-- START OF Records supplied --

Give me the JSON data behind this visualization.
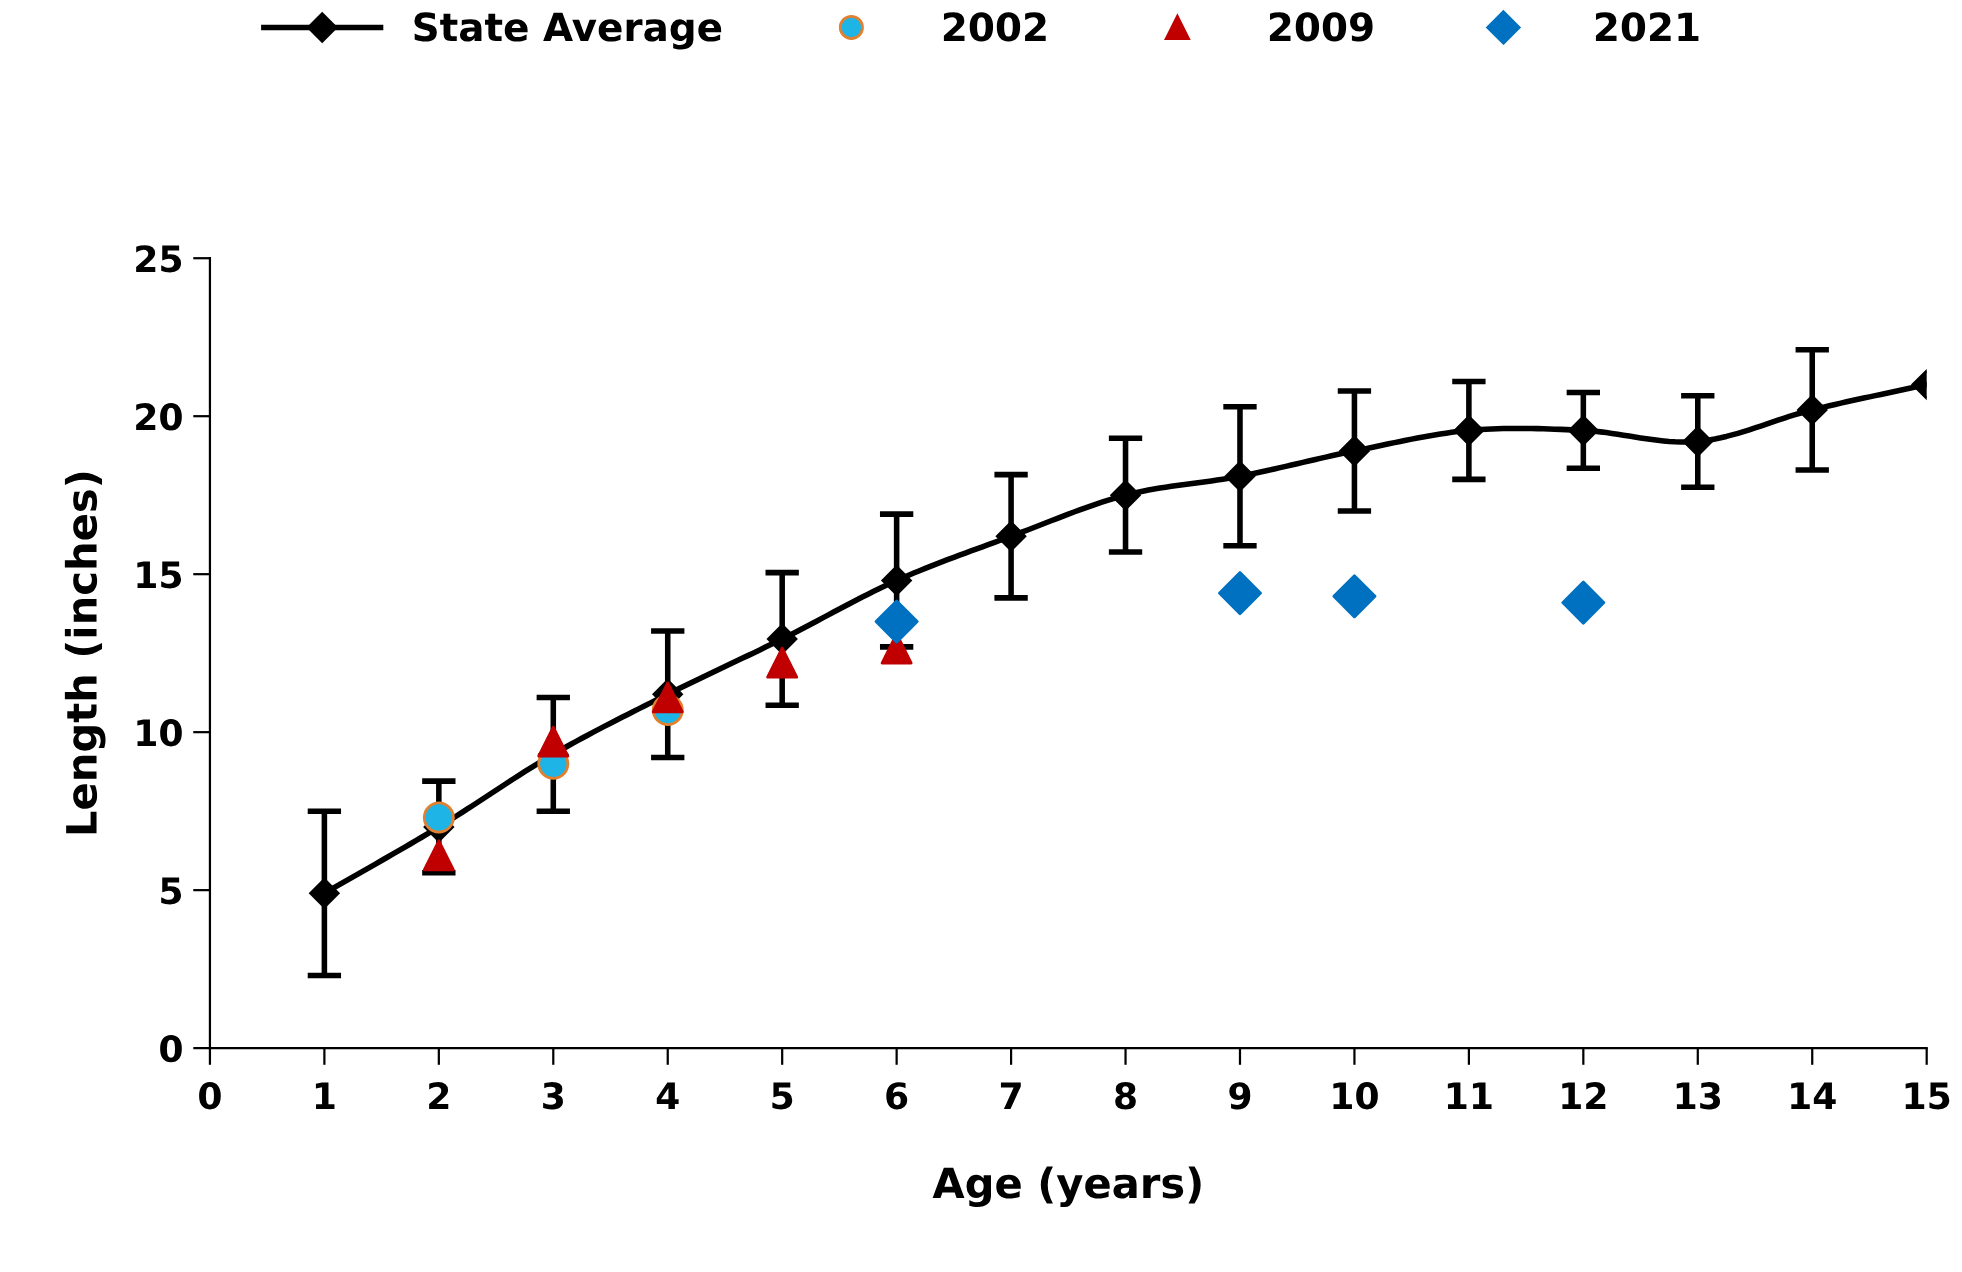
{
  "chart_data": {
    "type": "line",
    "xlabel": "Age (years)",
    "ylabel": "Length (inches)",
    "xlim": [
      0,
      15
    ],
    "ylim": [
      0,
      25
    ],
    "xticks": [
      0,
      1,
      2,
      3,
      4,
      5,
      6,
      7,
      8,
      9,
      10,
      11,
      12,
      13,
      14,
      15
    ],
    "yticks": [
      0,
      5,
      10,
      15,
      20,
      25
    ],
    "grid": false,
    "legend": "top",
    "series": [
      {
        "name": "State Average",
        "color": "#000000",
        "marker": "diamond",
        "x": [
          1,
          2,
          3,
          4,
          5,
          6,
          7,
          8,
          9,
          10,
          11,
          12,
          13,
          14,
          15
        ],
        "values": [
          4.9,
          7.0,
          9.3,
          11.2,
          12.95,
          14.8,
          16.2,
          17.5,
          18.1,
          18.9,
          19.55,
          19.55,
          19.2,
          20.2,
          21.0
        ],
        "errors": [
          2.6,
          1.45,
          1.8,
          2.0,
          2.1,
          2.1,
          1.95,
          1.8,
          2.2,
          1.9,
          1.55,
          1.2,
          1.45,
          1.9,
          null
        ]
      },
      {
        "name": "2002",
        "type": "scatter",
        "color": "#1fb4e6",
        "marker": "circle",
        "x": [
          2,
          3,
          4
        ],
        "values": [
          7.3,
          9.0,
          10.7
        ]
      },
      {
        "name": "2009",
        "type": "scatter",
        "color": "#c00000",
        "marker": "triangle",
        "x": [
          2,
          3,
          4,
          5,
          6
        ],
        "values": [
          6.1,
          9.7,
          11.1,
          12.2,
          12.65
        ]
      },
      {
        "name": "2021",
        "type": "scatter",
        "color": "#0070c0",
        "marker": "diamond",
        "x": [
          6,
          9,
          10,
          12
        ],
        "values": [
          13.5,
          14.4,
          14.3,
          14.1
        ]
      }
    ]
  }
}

-- END OF Records supplied --
-- START OF Records supplied --

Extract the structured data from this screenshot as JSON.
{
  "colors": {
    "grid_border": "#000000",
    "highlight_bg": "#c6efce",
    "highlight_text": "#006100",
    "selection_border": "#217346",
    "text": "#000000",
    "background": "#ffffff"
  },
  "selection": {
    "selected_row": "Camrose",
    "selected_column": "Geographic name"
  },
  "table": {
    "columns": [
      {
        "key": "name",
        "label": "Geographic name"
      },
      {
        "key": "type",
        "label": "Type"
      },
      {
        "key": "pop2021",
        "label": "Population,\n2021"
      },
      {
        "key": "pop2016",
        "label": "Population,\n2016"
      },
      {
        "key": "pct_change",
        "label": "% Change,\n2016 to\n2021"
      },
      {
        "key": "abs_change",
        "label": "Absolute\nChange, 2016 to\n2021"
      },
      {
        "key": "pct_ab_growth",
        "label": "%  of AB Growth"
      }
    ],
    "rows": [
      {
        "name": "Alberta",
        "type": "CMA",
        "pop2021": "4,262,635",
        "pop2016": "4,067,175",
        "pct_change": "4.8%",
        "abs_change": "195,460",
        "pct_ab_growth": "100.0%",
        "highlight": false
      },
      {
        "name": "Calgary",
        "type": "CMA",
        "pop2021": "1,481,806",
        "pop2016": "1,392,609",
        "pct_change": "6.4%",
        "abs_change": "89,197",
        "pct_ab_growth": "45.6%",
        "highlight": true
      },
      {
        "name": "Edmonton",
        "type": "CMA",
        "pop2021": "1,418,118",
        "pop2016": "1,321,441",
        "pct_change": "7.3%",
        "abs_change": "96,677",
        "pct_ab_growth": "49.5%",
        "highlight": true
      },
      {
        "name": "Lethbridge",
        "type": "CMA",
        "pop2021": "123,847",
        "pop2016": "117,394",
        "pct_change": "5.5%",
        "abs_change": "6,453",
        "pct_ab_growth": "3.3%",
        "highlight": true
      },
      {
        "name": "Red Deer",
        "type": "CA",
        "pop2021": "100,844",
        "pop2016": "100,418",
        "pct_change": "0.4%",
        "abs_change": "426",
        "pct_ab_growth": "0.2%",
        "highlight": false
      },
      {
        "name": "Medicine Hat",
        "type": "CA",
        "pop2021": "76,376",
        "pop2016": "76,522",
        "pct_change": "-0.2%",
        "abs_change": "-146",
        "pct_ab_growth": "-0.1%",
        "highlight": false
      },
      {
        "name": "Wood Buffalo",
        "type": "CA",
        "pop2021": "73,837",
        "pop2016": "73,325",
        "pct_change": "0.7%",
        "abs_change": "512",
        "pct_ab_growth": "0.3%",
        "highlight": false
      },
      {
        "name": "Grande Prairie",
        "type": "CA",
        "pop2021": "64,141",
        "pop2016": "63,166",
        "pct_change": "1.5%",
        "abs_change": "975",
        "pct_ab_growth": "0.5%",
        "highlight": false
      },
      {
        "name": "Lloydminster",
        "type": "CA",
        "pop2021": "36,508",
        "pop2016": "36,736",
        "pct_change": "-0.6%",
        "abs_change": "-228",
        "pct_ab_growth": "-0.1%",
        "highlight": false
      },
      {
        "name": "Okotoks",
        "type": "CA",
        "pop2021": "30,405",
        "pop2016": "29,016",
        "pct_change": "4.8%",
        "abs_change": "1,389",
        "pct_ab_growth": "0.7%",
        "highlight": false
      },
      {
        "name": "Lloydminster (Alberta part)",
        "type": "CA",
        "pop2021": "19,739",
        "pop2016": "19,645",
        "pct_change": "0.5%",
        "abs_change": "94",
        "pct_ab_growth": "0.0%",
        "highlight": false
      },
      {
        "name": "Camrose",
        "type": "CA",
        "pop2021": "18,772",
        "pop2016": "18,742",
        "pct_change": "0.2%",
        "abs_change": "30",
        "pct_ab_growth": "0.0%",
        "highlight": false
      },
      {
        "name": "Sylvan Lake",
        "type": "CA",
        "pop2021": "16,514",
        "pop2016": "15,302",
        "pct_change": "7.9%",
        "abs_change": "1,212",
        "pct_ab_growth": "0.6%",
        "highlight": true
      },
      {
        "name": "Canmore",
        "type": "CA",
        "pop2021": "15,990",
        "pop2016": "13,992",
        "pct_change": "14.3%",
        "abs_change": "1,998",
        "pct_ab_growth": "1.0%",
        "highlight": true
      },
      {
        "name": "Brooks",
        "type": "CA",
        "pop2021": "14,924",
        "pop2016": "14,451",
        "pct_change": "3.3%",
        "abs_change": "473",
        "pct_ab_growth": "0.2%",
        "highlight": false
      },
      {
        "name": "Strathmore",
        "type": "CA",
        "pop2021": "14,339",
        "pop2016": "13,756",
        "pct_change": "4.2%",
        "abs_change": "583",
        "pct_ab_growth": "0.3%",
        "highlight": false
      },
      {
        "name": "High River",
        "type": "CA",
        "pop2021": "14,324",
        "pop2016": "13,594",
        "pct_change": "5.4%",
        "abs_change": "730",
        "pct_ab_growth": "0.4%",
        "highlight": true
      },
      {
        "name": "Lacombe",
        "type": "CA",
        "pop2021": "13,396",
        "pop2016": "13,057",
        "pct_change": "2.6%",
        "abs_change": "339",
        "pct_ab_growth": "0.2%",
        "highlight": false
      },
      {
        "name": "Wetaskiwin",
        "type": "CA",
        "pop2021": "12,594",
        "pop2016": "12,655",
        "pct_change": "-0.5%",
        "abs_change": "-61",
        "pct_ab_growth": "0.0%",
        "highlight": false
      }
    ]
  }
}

-- END OF Records supplied --

Job: Scan the records above for the string "Geographic", then report every line that contains it.

Exercise result:
    "selected_column": "Geographic name"
        "label": "Geographic name"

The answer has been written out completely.